STORYSOLD: Plaid food is great!

I know I said “mostly moral support,” but I’m also a big fat liar. Luckily Jim aka Master Freddy isn’t a “Real Man” who can not help his friends when there’s work to be done. After he arrived on the scene (and ate some Portland sub sandwiches) we launched right into The Action. Jim was indispensable. Instead of our having to crawl out behind the wall every time we made a cut, Guide marked the 2x6s, handed it to Jim, and Jim used Farmer Rachael’s chop saw to cut the pieces like a pro.

When we’d finished with the exclusion work, Jim swept the basement while Guide disinfected the crawl and put the new plastic in place.

[ I asked Jim to take an action shot ]

Three hours later, we hauled the remaining bags of junk and tools back to our work van. It was dark and raining when I shook Master Freddy’s hand and thanked him for flying in like Han Solo to make this service story truly great. As a testament to his team of characters, he refused my offering of money. Instead, after some haggling, he agreed to join us for dinner at Full Cellar Farm with Farmer Emily. What a badass!

Chapter 6: Life Returns to Normal

In spite of forgetting to put Emily’s weekly share of vegetables in the fridge and forgetting to deliver the fresh farm eggs we wanted to gift the honeymooners, our completed service story was met with enthusiasm.

STORYSOLD: Welcome home, I am almost done with your rat story. No hurry, but one you get settled I would like you guys to pick your favorite pieces from my junk collection in your basement. I’m going to make something from them…it’s part of your story 🙂

FARMER RACHAEL: I just peaked down there. No flies and it looks and feels so clean. Honestly I can’t thank you enough. We will pick out a favorite treasure and let you know!

SOURCE MATERIAL -
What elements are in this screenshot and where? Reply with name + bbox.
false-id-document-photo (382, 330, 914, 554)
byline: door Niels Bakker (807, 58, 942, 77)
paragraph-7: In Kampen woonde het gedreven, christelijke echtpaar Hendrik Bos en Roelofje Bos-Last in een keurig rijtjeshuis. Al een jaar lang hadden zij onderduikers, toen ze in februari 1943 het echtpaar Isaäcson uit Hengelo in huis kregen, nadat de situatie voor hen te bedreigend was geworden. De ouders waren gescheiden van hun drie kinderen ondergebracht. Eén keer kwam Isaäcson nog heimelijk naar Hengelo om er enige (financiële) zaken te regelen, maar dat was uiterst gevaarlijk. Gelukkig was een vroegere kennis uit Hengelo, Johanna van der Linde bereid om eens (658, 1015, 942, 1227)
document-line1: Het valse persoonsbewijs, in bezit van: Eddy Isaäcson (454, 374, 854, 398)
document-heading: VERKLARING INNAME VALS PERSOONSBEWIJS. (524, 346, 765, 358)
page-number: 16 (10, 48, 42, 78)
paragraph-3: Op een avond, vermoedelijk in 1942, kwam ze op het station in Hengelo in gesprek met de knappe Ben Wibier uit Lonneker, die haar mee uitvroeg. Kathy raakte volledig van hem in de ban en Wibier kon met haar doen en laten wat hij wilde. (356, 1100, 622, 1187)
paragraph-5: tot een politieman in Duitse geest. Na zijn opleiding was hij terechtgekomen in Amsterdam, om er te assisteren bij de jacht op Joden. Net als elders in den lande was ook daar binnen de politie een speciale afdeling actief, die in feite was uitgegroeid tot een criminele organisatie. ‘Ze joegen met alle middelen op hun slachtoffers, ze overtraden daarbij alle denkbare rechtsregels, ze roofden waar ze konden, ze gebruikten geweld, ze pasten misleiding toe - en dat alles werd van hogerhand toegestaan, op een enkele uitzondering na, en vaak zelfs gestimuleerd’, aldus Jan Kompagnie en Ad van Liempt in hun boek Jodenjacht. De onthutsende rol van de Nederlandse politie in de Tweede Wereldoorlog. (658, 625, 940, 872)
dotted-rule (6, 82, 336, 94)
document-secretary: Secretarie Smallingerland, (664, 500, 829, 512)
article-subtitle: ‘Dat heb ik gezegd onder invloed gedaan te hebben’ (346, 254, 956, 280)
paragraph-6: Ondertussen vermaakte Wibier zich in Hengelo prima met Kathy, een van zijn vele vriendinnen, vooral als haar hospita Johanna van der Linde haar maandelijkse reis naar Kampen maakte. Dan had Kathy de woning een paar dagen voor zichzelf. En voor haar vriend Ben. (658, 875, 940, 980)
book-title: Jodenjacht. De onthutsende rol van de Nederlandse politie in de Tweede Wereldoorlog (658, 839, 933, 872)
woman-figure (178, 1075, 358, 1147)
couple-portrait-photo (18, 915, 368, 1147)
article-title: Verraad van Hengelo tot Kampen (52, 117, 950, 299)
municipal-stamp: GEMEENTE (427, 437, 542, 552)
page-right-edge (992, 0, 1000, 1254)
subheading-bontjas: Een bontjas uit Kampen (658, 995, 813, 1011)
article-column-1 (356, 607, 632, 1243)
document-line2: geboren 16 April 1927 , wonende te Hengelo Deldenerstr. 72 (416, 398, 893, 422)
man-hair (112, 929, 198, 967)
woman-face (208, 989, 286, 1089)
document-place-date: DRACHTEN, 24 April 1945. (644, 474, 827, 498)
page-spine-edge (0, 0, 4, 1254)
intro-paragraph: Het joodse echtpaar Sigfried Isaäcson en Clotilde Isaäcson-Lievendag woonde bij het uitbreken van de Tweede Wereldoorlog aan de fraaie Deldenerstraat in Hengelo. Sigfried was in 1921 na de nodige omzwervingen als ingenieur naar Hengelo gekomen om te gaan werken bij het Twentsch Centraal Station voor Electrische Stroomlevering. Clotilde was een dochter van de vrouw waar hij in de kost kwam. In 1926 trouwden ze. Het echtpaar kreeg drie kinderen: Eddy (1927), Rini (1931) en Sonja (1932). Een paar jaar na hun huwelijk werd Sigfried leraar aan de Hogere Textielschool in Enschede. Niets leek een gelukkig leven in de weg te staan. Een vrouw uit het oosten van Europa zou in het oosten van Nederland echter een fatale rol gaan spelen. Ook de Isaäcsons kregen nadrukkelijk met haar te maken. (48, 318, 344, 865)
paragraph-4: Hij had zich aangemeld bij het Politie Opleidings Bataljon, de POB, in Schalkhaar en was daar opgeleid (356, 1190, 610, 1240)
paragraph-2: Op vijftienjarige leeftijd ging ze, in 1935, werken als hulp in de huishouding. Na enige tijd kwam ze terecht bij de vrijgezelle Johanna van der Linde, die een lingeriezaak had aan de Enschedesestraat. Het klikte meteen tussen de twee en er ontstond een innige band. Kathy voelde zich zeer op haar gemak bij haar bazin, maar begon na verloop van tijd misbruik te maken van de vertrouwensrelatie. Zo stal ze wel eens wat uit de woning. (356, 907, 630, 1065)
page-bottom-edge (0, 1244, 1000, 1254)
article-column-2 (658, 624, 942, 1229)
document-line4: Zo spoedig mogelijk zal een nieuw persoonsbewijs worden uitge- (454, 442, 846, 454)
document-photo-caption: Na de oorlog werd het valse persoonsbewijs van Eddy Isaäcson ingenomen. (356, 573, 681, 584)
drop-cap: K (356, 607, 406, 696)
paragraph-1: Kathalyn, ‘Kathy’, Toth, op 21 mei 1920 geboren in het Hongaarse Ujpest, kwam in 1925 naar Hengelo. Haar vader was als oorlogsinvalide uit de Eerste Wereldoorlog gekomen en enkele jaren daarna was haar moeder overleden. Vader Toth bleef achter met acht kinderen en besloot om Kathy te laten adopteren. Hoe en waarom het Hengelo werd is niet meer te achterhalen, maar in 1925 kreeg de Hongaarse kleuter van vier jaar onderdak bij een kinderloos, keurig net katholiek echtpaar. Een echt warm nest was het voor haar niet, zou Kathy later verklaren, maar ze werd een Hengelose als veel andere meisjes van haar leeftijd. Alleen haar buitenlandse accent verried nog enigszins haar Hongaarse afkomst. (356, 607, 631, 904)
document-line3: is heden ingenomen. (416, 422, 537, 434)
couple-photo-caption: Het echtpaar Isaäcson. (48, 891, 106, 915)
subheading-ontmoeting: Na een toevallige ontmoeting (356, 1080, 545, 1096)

PROBLEM SET -
1. Reproduce the stretch of the basement repair story from "I know I said" through "like a pro.".
2. In the basement repair story, what did Jim agree to do instead of taking money?
3. Continue the basement repair story from the point where it stops.

EXERCISE ANSWERS -
1.
I know I said “mostly moral support,” but I’m also a big fat liar. Luckily Jim aka Master Freddy isn’t a “Real Man” who can not help his friends when there’s work to be done. After he arrived on the scene (and ate some Portland sub sandwiches) we launched right into The Action. Jim was indispensable. Instead of our having to crawl out behind the wall every time we made a cut, Guide marked the 2x6s, handed it to Jim, and Jim used Farmer Rachael’s chop saw to cut the pieces like a pro.

2. He agreed to join them for dinner at Full Cellar Farm with Farmer Emily.

3.
STORYSOLD: Crawl is 90% cleaner, but the basement now has a coat of dust…sorry

FARMER RACHAEL: I didn’t notice that! But honestly as long as the rats are gone it’s cleaner than before. It feels good down there. Whatever curse we had feels lifted!

A week or so later, we made good on our promise to finish the story. In addition to sealing a few gaps around the foundation from the exterior and removing the last bag of junk, our team enjoyed a brief moment of togetherness when we performed a long forgotten, mid-winter ritual….

Evanhoe liked the shoes and Farmer Rachael liked the photos we stashed in the old Budweiser can of vegetables. The jars have dog food and water in them, marked with lines to see if Ratty Claws had crossed The Magic Line onto the civilized side of their pregnant alpaca wall.

Even with all that work, you can never be sure. No matter how small, Ratty and his ratonauts will find all the undiscovered territories Generic Santa Claus and his followers have walled off, tossed out, wasted, and forgotten long ago. So don’t forget to put out some junk and leftovers at the edge of your territory for Ratty Claus to shit in.

And if he comes to reclaim your wildness, we suggest that you listen to what the young couple’s Neighbor Will said when we talked rats with him in passing…

“I know they have problems with rats…and they do too [pointing to both sides of his house],” Neighbor Will said. “I don’t have a problem with rats. If I did see one, I’d invite them to sit with me and watch the television.”

Yes that’s right. We are formally recommending Will’s action plan: sit down with your wild creature friend, serve him up some peanut butter, watch some TV (with the old rabbit ears), and then, when you’re done binge watching The Newest Show, we suggest you call Storysold: Pest Control.

You need to call, because the fact of that rat (munching popcorn with you on the couch watching Game of Thrones) means your home territory still has at least one open entry hole. And the next creature that scampers through that door may not be as cool, or as hip, as Ratty Claws. The next creature that scampers through that entry hole might have a thirst for human blood, or even worse…some kind of working contract with Edge Pest Control.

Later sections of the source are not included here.